[Figure dataset records]
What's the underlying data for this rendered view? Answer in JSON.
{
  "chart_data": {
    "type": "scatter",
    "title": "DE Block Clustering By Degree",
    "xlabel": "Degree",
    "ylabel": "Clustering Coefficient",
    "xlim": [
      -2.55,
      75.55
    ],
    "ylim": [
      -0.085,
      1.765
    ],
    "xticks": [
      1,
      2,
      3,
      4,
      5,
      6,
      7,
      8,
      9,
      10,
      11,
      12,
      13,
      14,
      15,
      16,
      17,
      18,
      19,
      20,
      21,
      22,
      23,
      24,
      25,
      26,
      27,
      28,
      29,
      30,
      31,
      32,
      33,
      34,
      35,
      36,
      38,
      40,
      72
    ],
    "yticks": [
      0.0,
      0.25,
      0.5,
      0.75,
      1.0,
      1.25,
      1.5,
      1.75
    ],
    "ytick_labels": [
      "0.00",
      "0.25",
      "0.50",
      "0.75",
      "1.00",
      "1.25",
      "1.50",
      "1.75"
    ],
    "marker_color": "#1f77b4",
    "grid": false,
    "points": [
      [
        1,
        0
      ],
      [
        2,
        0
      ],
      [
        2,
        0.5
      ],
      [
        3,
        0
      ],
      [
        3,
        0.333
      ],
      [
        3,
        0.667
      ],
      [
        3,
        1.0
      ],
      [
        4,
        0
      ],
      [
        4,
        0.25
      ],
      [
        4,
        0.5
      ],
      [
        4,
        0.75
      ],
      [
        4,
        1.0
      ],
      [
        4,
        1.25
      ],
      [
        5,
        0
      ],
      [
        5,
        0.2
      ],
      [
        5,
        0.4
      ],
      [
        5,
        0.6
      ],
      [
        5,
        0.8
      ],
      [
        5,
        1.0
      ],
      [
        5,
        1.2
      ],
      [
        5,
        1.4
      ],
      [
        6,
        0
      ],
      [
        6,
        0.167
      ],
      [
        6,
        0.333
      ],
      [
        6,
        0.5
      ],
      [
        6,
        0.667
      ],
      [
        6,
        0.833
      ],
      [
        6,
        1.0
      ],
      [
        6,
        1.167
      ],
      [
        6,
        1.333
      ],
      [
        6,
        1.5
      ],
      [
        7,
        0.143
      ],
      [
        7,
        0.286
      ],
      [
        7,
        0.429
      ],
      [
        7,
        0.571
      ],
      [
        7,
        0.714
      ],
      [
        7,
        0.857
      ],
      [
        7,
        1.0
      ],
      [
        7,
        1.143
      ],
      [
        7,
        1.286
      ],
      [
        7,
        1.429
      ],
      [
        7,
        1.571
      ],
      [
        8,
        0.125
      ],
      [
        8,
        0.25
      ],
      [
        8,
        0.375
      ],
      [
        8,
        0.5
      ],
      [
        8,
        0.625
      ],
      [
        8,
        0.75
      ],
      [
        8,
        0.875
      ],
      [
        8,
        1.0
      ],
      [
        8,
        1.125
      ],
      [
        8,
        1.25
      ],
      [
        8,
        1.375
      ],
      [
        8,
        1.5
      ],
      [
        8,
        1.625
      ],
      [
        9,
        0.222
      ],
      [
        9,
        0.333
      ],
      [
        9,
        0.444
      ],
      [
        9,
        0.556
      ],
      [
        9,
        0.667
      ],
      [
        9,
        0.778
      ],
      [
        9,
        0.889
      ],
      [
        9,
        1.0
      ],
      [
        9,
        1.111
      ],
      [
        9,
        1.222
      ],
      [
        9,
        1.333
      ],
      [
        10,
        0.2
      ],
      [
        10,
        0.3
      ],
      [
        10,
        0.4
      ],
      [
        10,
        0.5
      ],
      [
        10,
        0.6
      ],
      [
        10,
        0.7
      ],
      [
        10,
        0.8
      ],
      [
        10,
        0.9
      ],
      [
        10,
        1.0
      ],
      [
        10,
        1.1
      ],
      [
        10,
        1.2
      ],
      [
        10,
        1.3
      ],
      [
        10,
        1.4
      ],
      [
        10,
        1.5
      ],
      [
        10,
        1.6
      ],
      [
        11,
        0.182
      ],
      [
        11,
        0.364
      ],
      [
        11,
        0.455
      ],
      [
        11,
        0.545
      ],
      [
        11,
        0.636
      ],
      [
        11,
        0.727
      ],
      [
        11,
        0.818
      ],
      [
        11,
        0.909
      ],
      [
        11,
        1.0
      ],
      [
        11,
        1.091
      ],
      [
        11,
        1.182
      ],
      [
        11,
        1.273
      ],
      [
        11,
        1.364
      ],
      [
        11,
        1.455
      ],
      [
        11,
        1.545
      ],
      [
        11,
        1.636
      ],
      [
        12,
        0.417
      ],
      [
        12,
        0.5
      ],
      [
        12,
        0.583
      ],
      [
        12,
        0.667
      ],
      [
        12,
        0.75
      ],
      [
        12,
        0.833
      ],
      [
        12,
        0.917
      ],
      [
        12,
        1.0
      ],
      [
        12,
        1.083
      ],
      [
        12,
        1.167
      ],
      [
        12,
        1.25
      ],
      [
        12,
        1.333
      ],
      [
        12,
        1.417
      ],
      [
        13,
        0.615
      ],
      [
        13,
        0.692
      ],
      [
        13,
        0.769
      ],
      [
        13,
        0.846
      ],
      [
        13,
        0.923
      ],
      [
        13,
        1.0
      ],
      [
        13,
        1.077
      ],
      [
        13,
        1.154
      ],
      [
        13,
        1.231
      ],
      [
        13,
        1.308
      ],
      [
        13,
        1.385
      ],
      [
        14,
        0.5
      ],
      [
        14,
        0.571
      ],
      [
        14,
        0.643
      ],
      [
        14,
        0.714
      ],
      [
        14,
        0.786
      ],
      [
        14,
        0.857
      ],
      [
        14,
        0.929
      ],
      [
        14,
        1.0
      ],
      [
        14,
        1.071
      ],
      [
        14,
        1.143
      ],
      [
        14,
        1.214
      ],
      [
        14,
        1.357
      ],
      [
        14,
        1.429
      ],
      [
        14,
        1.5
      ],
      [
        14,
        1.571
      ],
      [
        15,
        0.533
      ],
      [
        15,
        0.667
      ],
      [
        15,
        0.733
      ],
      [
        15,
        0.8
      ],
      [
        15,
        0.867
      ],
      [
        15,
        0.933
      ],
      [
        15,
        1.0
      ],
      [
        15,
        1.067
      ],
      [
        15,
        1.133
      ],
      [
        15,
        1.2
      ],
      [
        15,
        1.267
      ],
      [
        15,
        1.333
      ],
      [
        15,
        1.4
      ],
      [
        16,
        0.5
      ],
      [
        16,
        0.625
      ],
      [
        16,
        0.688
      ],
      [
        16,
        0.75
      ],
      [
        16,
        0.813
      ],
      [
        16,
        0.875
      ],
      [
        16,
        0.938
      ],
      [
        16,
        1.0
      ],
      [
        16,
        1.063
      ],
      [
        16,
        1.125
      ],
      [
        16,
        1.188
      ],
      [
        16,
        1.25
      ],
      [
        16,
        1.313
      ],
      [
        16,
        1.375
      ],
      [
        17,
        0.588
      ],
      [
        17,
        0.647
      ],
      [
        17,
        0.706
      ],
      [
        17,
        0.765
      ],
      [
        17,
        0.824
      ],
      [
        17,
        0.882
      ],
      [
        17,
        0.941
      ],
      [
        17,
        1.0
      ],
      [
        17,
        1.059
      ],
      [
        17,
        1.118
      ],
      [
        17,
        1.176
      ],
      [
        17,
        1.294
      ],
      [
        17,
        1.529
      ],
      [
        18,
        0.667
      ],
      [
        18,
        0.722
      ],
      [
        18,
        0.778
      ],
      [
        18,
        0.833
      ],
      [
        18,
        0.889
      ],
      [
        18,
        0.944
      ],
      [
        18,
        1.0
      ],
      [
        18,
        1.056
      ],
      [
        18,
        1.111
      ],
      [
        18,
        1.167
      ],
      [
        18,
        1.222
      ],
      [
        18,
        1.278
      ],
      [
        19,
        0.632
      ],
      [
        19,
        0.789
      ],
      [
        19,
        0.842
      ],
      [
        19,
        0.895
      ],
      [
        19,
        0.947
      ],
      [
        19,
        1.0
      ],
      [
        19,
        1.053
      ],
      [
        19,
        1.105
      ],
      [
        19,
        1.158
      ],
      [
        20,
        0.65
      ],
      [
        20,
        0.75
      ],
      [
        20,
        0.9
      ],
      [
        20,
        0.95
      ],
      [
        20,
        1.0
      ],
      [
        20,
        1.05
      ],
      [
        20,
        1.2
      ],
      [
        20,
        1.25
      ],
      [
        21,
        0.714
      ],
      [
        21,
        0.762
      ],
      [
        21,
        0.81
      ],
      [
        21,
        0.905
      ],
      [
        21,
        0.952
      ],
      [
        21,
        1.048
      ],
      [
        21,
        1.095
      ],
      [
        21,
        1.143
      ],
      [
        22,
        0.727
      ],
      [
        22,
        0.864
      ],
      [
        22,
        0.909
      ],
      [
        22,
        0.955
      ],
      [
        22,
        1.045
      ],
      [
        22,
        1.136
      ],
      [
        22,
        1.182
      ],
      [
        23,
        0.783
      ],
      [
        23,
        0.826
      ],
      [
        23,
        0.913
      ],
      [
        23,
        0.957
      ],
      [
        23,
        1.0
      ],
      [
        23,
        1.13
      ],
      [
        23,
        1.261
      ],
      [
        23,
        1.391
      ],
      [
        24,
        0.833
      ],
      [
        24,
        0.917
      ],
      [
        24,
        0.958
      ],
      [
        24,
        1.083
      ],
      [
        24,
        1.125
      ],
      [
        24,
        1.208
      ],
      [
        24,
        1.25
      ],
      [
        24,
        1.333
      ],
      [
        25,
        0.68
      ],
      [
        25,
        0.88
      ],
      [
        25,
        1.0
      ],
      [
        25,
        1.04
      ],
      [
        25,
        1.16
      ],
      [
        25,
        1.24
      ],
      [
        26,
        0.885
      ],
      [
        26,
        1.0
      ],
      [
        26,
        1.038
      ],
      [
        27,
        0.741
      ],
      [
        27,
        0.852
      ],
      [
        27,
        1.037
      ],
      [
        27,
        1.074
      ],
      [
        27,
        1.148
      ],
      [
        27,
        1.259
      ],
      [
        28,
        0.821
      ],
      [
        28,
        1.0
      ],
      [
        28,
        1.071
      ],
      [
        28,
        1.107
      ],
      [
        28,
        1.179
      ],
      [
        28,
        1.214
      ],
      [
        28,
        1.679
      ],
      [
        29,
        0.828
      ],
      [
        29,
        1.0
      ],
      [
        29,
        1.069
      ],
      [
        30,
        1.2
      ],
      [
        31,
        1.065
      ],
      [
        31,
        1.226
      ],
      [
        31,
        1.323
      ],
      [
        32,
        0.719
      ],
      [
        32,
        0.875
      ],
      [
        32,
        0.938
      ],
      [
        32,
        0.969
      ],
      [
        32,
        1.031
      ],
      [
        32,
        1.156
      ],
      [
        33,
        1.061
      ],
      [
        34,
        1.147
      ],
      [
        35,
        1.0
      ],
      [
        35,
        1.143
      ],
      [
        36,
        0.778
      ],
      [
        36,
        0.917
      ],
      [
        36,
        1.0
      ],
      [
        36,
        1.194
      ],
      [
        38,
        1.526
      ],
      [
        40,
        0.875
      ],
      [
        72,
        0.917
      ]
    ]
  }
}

WHAT YOU ARE ASKED TO DO:
Search the material above for "Degree". Pull out each line where it shows up.

EXERCISE ANSWER:
    "title": "DE Block Clustering By Degree",
    "xlabel": "Degree",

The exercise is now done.